**SET TASK**
Please quote the material exactly, every line of it.

**SUPPLIED RECORDS**
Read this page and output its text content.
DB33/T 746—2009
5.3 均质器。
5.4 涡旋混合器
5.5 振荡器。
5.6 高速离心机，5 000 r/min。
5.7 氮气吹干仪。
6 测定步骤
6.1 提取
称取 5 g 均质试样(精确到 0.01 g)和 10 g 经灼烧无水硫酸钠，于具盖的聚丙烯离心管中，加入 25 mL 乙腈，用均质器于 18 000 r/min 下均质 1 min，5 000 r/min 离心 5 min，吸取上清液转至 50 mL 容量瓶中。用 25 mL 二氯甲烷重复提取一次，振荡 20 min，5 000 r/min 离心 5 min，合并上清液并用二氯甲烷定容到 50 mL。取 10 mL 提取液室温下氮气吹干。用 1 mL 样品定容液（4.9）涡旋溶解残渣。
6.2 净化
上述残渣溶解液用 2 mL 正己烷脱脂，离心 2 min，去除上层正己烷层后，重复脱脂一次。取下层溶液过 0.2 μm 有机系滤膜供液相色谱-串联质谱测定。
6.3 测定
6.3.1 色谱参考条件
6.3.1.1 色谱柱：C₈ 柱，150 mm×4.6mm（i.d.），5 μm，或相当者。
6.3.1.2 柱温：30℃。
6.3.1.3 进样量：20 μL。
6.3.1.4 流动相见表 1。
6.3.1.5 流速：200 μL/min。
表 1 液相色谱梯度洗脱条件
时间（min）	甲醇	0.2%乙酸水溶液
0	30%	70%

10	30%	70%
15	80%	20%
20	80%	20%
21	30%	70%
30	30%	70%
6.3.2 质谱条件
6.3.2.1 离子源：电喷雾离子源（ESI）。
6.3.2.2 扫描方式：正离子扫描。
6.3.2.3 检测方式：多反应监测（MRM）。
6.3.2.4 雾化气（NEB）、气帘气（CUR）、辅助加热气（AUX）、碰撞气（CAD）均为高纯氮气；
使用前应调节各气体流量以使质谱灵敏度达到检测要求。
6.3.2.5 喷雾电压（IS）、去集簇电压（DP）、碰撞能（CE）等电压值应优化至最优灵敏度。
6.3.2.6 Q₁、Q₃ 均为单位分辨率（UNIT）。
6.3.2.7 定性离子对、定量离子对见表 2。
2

**ANSWER FOR THE TASK**
Read this page and output its text content.
DB33/T 746—2009
5.3 均质器。
5.4 涡旋混合器
5.5 振荡器。
5.6 高速离心机，5 000 r/min。
5.7 氮气吹干仪。
6 测定步骤
6.1 提取
称取 5 g 均质试样(精确到 0.01 g)和 10 g 经灼烧无水硫酸钠，于具盖的聚丙烯离心管中，加入 25 mL 乙腈，用均质器于 18 000 r/min 下均质 1 min，5 000 r/min 离心 5 min，吸取上清液转至 50 mL 容量瓶中。用 25 mL 二氯甲烷重复提取一次，振荡 20 min，5 000 r/min 离心 5 min，合并上清液并用二氯甲烷定容到 50 mL。取 10 mL 提取液室温下氮气吹干。用 1 mL 样品定容液（4.9）涡旋溶解残渣。
6.2 净化
上述残渣溶解液用 2 mL 正己烷脱脂，离心 2 min，去除上层正己烷层后，重复脱脂一次。取下层溶液过 0.2 μm 有机系滤膜供液相色谱-串联质谱测定。
6.3 测定
6.3.1 色谱参考条件
6.3.1.1 色谱柱：C₈ 柱，150 mm×4.6mm（i.d.），5 μm，或相当者。
6.3.1.2 柱温：30℃。
6.3.1.3 进样量：20 μL。
6.3.1.4 流动相见表 1。
6.3.1.5 流速：200 μL/min。
表 1 液相色谱梯度洗脱条件
时间（min）	甲醇	0.2%乙酸水溶液
0	30%	70%

10	30%	70%
15	80%	20%
20	80%	20%
21	30%	70%
30	30%	70%
6.3.2 质谱条件
6.3.2.1 离子源：电喷雾离子源（ESI）。
6.3.2.2 扫描方式：正离子扫描。
6.3.2.3 检测方式：多反应监测（MRM）。
6.3.2.4 雾化气（NEB）、气帘气（CUR）、辅助加热气（AUX）、碰撞气（CAD）均为高纯氮气；
使用前应调节各气体流量以使质谱灵敏度达到检测要求。
6.3.2.5 喷雾电压（IS）、去集簇电压（DP）、碰撞能（CE）等电压值应优化至最优灵敏度。
6.3.2.6 Q₁、Q₃ 均为单位分辨率（UNIT）。
6.3.2.7 定性离子对、定量离子对见表 2。
2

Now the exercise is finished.